┌─ DATA TO PROCESS

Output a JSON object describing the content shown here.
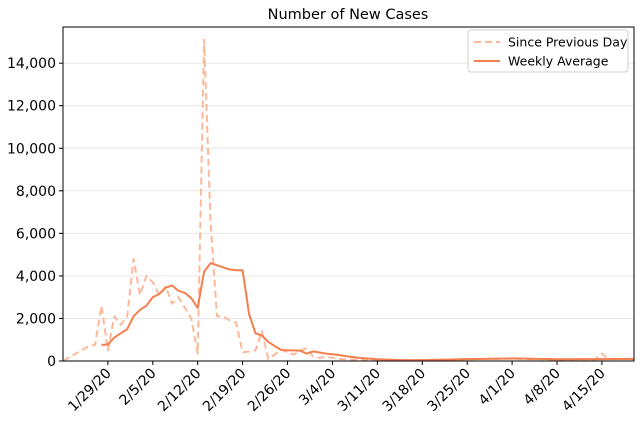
{
  "chart_data": {
    "type": "line",
    "title": "Number of New Cases",
    "xlabel": "",
    "ylabel": "",
    "grid": {
      "y": true,
      "x": false
    },
    "legend_position": "top-right",
    "x_type": "date",
    "xlim": [
      "2020-01-22",
      "2020-04-20"
    ],
    "ylim": [
      0,
      15700
    ],
    "x_tick_labels": [
      "1/29/20",
      "2/5/20",
      "2/12/20",
      "2/19/20",
      "2/26/20",
      "3/4/20",
      "3/11/20",
      "3/18/20",
      "3/25/20",
      "4/1/20",
      "4/8/20",
      "4/15/20"
    ],
    "x_tick_dates": [
      "2020-01-29",
      "2020-02-05",
      "2020-02-12",
      "2020-02-19",
      "2020-02-26",
      "2020-03-04",
      "2020-03-11",
      "2020-03-18",
      "2020-03-25",
      "2020-04-01",
      "2020-04-08",
      "2020-04-15"
    ],
    "y_ticks": [
      0,
      2000,
      4000,
      6000,
      8000,
      10000,
      12000,
      14000
    ],
    "y_tick_labels": [
      "0",
      "2,000",
      "4,000",
      "6,000",
      "8,000",
      "10,000",
      "12,000",
      "14,000"
    ],
    "series": [
      {
        "name": "Since Previous Day",
        "style": "dashed",
        "color": "#fcb99a",
        "x": [
          "2020-01-22",
          "2020-01-26",
          "2020-01-27",
          "2020-01-28",
          "2020-01-29",
          "2020-01-30",
          "2020-01-31",
          "2020-02-01",
          "2020-02-02",
          "2020-02-03",
          "2020-02-04",
          "2020-02-05",
          "2020-02-06",
          "2020-02-07",
          "2020-02-08",
          "2020-02-09",
          "2020-02-10",
          "2020-02-11",
          "2020-02-12",
          "2020-02-13",
          "2020-02-14",
          "2020-02-15",
          "2020-02-16",
          "2020-02-17",
          "2020-02-18",
          "2020-02-19",
          "2020-02-20",
          "2020-02-21",
          "2020-02-22",
          "2020-02-23",
          "2020-02-24",
          "2020-02-25",
          "2020-02-26",
          "2020-02-27",
          "2020-02-28",
          "2020-02-29",
          "2020-03-01",
          "2020-03-02",
          "2020-03-03",
          "2020-03-04",
          "2020-03-05",
          "2020-03-06",
          "2020-03-08",
          "2020-03-11",
          "2020-03-15",
          "2020-03-18",
          "2020-03-25",
          "2020-04-01",
          "2020-04-08",
          "2020-04-13",
          "2020-04-14",
          "2020-04-15",
          "2020-04-16",
          "2020-04-18",
          "2020-04-20"
        ],
        "values": [
          0,
          700,
          750,
          2600,
          500,
          2100,
          1700,
          2100,
          4800,
          3100,
          4000,
          3700,
          3100,
          3500,
          2700,
          3000,
          2500,
          2000,
          350,
          15100,
          6500,
          2100,
          2100,
          1900,
          1800,
          400,
          450,
          500,
          1400,
          100,
          300,
          550,
          400,
          300,
          500,
          600,
          200,
          150,
          200,
          150,
          100,
          80,
          50,
          30,
          20,
          40,
          90,
          110,
          70,
          90,
          80,
          350,
          100,
          100,
          90
        ]
      },
      {
        "name": "Weekly Average",
        "style": "solid",
        "color": "#f47f4f",
        "x": [
          "2020-01-28",
          "2020-01-29",
          "2020-01-30",
          "2020-01-31",
          "2020-02-01",
          "2020-02-02",
          "2020-02-03",
          "2020-02-04",
          "2020-02-05",
          "2020-02-06",
          "2020-02-07",
          "2020-02-08",
          "2020-02-09",
          "2020-02-10",
          "2020-02-11",
          "2020-02-12",
          "2020-02-13",
          "2020-02-14",
          "2020-02-15",
          "2020-02-16",
          "2020-02-17",
          "2020-02-18",
          "2020-02-19",
          "2020-02-20",
          "2020-02-21",
          "2020-02-22",
          "2020-02-23",
          "2020-02-24",
          "2020-02-25",
          "2020-02-26",
          "2020-02-27",
          "2020-02-28",
          "2020-02-29",
          "2020-03-01",
          "2020-03-02",
          "2020-03-03",
          "2020-03-04",
          "2020-03-05",
          "2020-03-06",
          "2020-03-08",
          "2020-03-11",
          "2020-03-15",
          "2020-03-18",
          "2020-03-25",
          "2020-04-01",
          "2020-04-08",
          "2020-04-15",
          "2020-04-20"
        ],
        "values": [
          750,
          780,
          1100,
          1300,
          1500,
          2100,
          2400,
          2600,
          3000,
          3150,
          3450,
          3550,
          3300,
          3200,
          2950,
          2500,
          4200,
          4600,
          4500,
          4400,
          4300,
          4270,
          4270,
          2200,
          1300,
          1200,
          900,
          700,
          520,
          500,
          500,
          480,
          350,
          450,
          400,
          350,
          320,
          280,
          230,
          150,
          80,
          40,
          40,
          90,
          120,
          80,
          90,
          100
        ]
      }
    ]
  }
}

└─

| WHAT THIS TASK INVOLVES |
Copy every entry word for word, but omit the pictures.

| WORKED SOLUTION |
Output a JSON object describing the content shown here.
{
  "chart_data": {
    "type": "line",
    "title": "Number of New Cases",
    "xlabel": "",
    "ylabel": "",
    "grid": {
      "y": true,
      "x": false
    },
    "legend_position": "top-right",
    "x_type": "date",
    "xlim": [
      "2020-01-22",
      "2020-04-20"
    ],
    "ylim": [
      0,
      15700
    ],
    "x_tick_labels": [
      "1/29/20",
      "2/5/20",
      "2/12/20",
      "2/19/20",
      "2/26/20",
      "3/4/20",
      "3/11/20",
      "3/18/20",
      "3/25/20",
      "4/1/20",
      "4/8/20",
      "4/15/20"
    ],
    "x_tick_dates": [
      "2020-01-29",
      "2020-02-05",
      "2020-02-12",
      "2020-02-19",
      "2020-02-26",
      "2020-03-04",
      "2020-03-11",
      "2020-03-18",
      "2020-03-25",
      "2020-04-01",
      "2020-04-08",
      "2020-04-15"
    ],
    "y_ticks": [
      0,
      2000,
      4000,
      6000,
      8000,
      10000,
      12000,
      14000
    ],
    "y_tick_labels": [
      "0",
      "2,000",
      "4,000",
      "6,000",
      "8,000",
      "10,000",
      "12,000",
      "14,000"
    ],
    "series": [
      {
        "name": "Since Previous Day",
        "style": "dashed",
        "color": "#fcb99a",
        "x": [
          "2020-01-22",
          "2020-01-26",
          "2020-01-27",
          "2020-01-28",
          "2020-01-29",
          "2020-01-30",
          "2020-01-31",
          "2020-02-01",
          "2020-02-02",
          "2020-02-03",
          "2020-02-04",
          "2020-02-05",
          "2020-02-06",
          "2020-02-07",
          "2020-02-08",
          "2020-02-09",
          "2020-02-10",
          "2020-02-11",
          "2020-02-12",
          "2020-02-13",
          "2020-02-14",
          "2020-02-15",
          "2020-02-16",
          "2020-02-17",
          "2020-02-18",
          "2020-02-19",
          "2020-02-20",
          "2020-02-21",
          "2020-02-22",
          "2020-02-23",
          "2020-02-24",
          "2020-02-25",
          "2020-02-26",
          "2020-02-27",
          "2020-02-28",
          "2020-02-29",
          "2020-03-01",
          "2020-03-02",
          "2020-03-03",
          "2020-03-04",
          "2020-03-05",
          "2020-03-06",
          "2020-03-08",
          "2020-03-11",
          "2020-03-15",
          "2020-03-18",
          "2020-03-25",
          "2020-04-01",
          "2020-04-08",
          "2020-04-13",
          "2020-04-14",
          "2020-04-15",
          "2020-04-16",
          "2020-04-18",
          "2020-04-20"
        ],
        "values": [
          0,
          700,
          750,
          2600,
          500,
          2100,
          1700,
          2100,
          4800,
          3100,
          4000,
          3700,
          3100,
          3500,
          2700,
          3000,
          2500,
          2000,
          350,
          15100,
          6500,
          2100,
          2100,
          1900,
          1800,
          400,
          450,
          500,
          1400,
          100,
          300,
          550,
          400,
          300,
          500,
          600,
          200,
          150,
          200,
          150,
          100,
          80,
          50,
          30,
          20,
          40,
          90,
          110,
          70,
          90,
          80,
          350,
          100,
          100,
          90
        ]
      },
      {
        "name": "Weekly Average",
        "style": "solid",
        "color": "#f47f4f",
        "x": [
          "2020-01-28",
          "2020-01-29",
          "2020-01-30",
          "2020-01-31",
          "2020-02-01",
          "2020-02-02",
          "2020-02-03",
          "2020-02-04",
          "2020-02-05",
          "2020-02-06",
          "2020-02-07",
          "2020-02-08",
          "2020-02-09",
          "2020-02-10",
          "2020-02-11",
          "2020-02-12",
          "2020-02-13",
          "2020-02-14",
          "2020-02-15",
          "2020-02-16",
          "2020-02-17",
          "2020-02-18",
          "2020-02-19",
          "2020-02-20",
          "2020-02-21",
          "2020-02-22",
          "2020-02-23",
          "2020-02-24",
          "2020-02-25",
          "2020-02-26",
          "2020-02-27",
          "2020-02-28",
          "2020-02-29",
          "2020-03-01",
          "2020-03-02",
          "2020-03-03",
          "2020-03-04",
          "2020-03-05",
          "2020-03-06",
          "2020-03-08",
          "2020-03-11",
          "2020-03-15",
          "2020-03-18",
          "2020-03-25",
          "2020-04-01",
          "2020-04-08",
          "2020-04-15",
          "2020-04-20"
        ],
        "values": [
          750,
          780,
          1100,
          1300,
          1500,
          2100,
          2400,
          2600,
          3000,
          3150,
          3450,
          3550,
          3300,
          3200,
          2950,
          2500,
          4200,
          4600,
          4500,
          4400,
          4300,
          4270,
          4270,
          2200,
          1300,
          1200,
          900,
          700,
          520,
          500,
          500,
          480,
          350,
          450,
          400,
          350,
          320,
          280,
          230,
          150,
          80,
          40,
          40,
          90,
          120,
          80,
          90,
          100
        ]
      }
    ]
  }
}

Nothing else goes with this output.